§ **Goal**
Repeat the material verbatim and drop the pictures.

§ **Data for the task**
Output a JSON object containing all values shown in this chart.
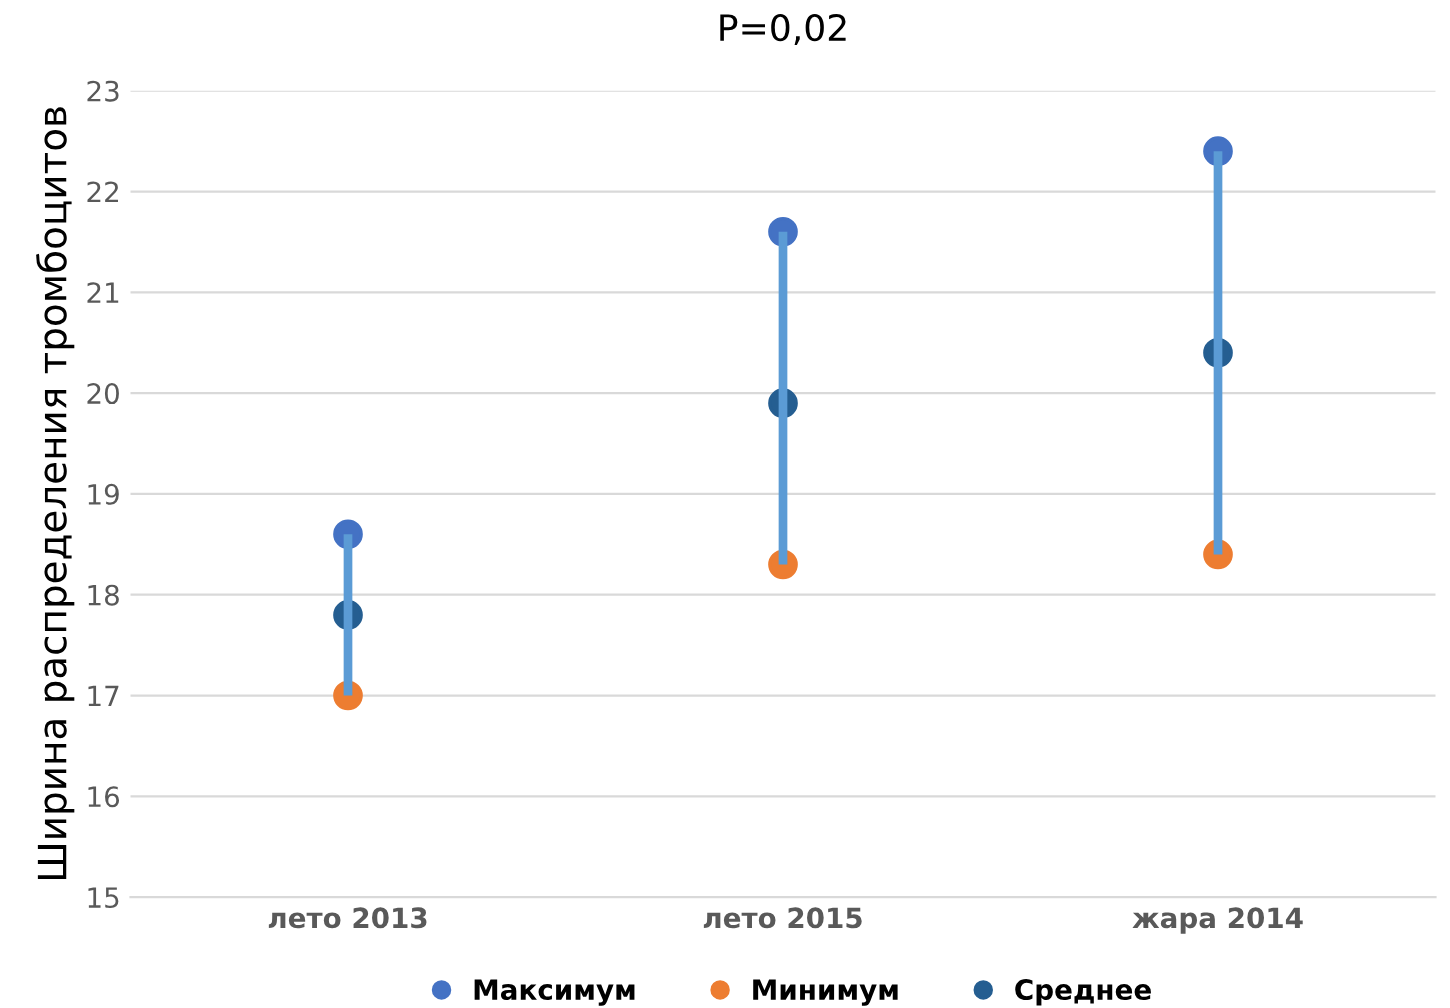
{
  "chart_data": {
    "type": "scatter",
    "title": "P=0,02",
    "ylabel": "Ширина распределения тромбоцитов",
    "categories": [
      "лето 2013",
      "лето 2015",
      "жара 2014"
    ],
    "series": [
      {
        "type": "bar",
        "color": "#5b9bd5",
        "base": [
          17.0,
          18.3,
          18.4
        ],
        "values": [
          1.6,
          3.3,
          4.0
        ]
      },
      {
        "name": "Максимум",
        "color": "#4472c4",
        "values": [
          18.6,
          21.6,
          22.4
        ]
      },
      {
        "name": "Минимум",
        "color": "#ed7d31",
        "values": [
          17.0,
          18.3,
          18.4
        ]
      },
      {
        "name": "Среднее",
        "color": "#255e91",
        "values": [
          17.8,
          19.9,
          20.4
        ]
      }
    ],
    "ylim": [
      15,
      23
    ],
    "yticks": [
      15,
      16,
      17,
      18,
      19,
      20,
      21,
      22,
      23
    ],
    "grid": "y",
    "legend": "bottom",
    "marker": "circle"
  }
}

§ **Final result**
Output a JSON object containing all values shown in this chart.
{
  "chart_data": {
    "type": "scatter",
    "title": "P=0,02",
    "ylabel": "Ширина распределения тромбоцитов",
    "categories": [
      "лето 2013",
      "лето 2015",
      "жара 2014"
    ],
    "series": [
      {
        "type": "bar",
        "color": "#5b9bd5",
        "base": [
          17.0,
          18.3,
          18.4
        ],
        "values": [
          1.6,
          3.3,
          4.0
        ]
      },
      {
        "name": "Максимум",
        "color": "#4472c4",
        "values": [
          18.6,
          21.6,
          22.4
        ]
      },
      {
        "name": "Минимум",
        "color": "#ed7d31",
        "values": [
          17.0,
          18.3,
          18.4
        ]
      },
      {
        "name": "Среднее",
        "color": "#255e91",
        "values": [
          17.8,
          19.9,
          20.4
        ]
      }
    ],
    "ylim": [
      15,
      23
    ],
    "yticks": [
      15,
      16,
      17,
      18,
      19,
      20,
      21,
      22,
      23
    ],
    "grid": "y",
    "legend": "bottom",
    "marker": "circle"
  }
}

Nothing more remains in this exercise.